- [Task statement]
Track down every line below that holds "说明对象为" and copy it.

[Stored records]
○ ○ ○ ○ ○ ○ ○

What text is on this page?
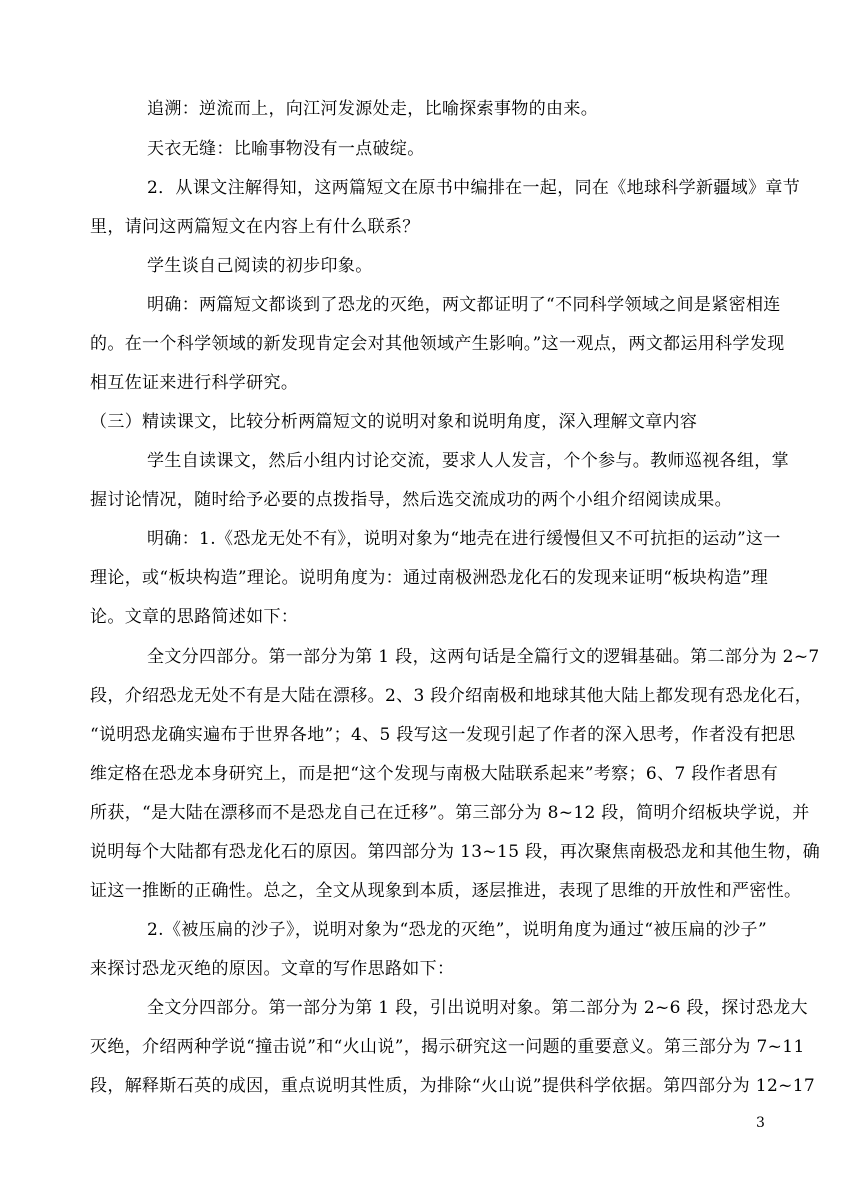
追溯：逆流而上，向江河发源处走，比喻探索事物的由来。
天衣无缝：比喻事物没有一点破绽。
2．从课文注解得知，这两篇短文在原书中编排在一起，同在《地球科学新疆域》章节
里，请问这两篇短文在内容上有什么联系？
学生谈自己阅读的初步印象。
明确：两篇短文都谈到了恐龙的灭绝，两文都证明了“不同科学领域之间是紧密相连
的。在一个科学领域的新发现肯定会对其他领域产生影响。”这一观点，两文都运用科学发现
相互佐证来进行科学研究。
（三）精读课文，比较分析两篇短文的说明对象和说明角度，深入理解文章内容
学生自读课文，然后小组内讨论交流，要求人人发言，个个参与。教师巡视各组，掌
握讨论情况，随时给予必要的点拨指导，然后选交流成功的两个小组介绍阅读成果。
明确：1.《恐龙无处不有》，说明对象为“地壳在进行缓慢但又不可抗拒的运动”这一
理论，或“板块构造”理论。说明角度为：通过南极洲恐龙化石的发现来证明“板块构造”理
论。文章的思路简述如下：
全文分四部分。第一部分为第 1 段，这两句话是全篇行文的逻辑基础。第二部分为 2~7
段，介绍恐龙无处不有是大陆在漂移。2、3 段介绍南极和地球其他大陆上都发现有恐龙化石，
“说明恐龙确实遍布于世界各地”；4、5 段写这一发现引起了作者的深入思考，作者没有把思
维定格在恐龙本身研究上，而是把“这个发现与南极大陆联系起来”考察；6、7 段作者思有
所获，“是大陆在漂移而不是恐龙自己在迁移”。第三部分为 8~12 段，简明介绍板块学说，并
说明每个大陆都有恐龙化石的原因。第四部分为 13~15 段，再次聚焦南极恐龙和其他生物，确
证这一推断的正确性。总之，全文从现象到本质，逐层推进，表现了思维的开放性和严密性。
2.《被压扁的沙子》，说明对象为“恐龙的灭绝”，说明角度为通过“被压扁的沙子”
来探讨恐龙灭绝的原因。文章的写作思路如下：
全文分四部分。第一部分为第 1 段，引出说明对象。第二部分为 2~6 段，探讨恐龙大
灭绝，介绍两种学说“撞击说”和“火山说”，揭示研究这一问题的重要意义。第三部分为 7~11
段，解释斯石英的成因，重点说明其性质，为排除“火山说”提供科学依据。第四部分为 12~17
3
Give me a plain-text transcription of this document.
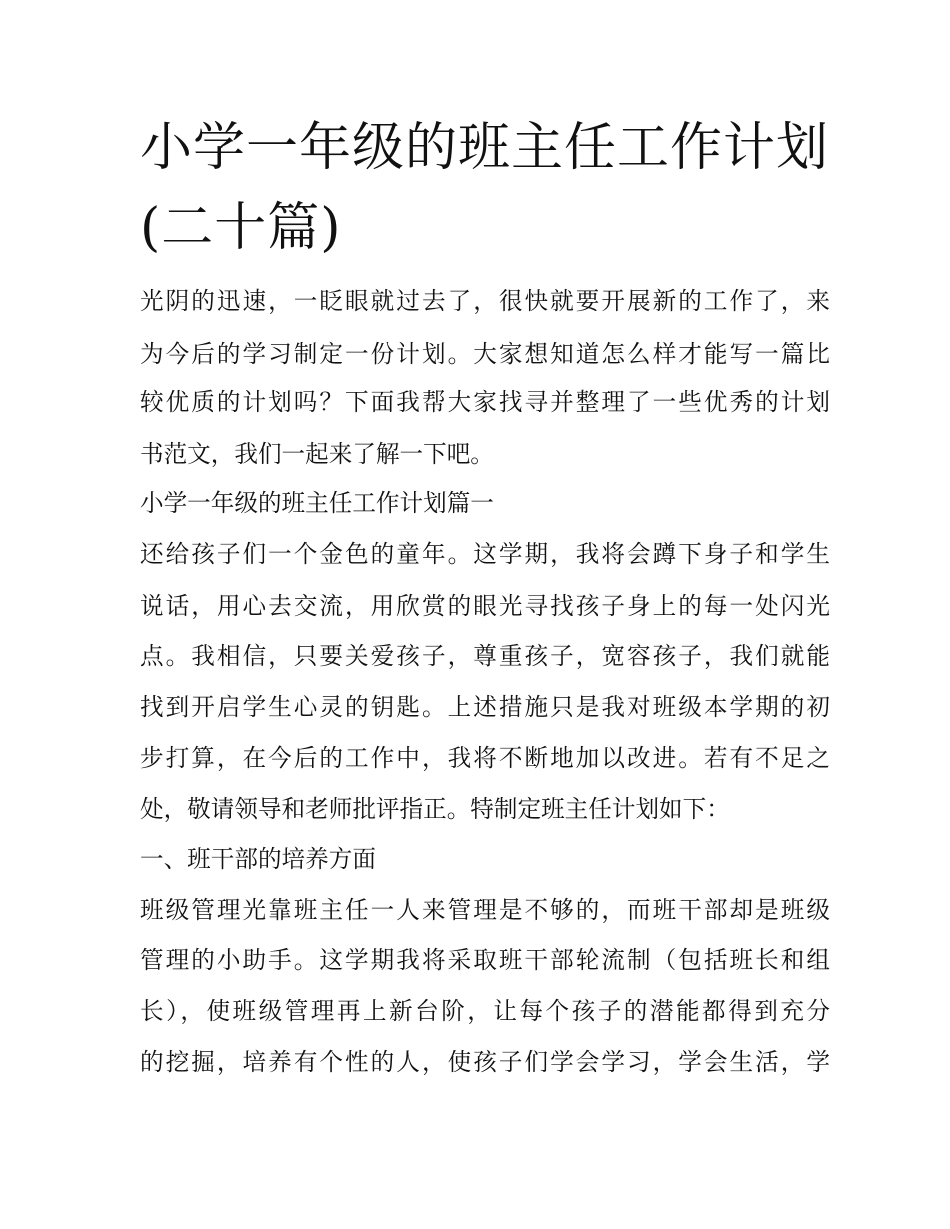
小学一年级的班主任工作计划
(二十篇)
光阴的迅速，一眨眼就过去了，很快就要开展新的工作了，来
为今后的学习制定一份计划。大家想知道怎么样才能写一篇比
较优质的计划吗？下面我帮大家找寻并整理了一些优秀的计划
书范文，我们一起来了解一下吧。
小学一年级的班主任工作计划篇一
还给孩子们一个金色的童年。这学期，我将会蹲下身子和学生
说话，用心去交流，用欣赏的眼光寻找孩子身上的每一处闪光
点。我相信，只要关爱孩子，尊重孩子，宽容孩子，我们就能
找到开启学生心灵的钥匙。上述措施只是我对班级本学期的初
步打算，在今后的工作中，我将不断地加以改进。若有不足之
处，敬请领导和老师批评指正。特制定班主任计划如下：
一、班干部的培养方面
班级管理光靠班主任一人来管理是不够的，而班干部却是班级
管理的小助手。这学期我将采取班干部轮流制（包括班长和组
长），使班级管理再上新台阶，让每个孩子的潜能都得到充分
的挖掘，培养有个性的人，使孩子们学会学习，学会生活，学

○ ○ ○ ○ ○ ○ ○

- [Result for this exercise]
明确：1.《恐龙无处不有》，说明对象为“地壳在进行缓慢但又不可抗拒的运动”这一
2.《被压扁的沙子》，说明对象为“恐龙的灭绝”，说明角度为通过“被压扁的沙子”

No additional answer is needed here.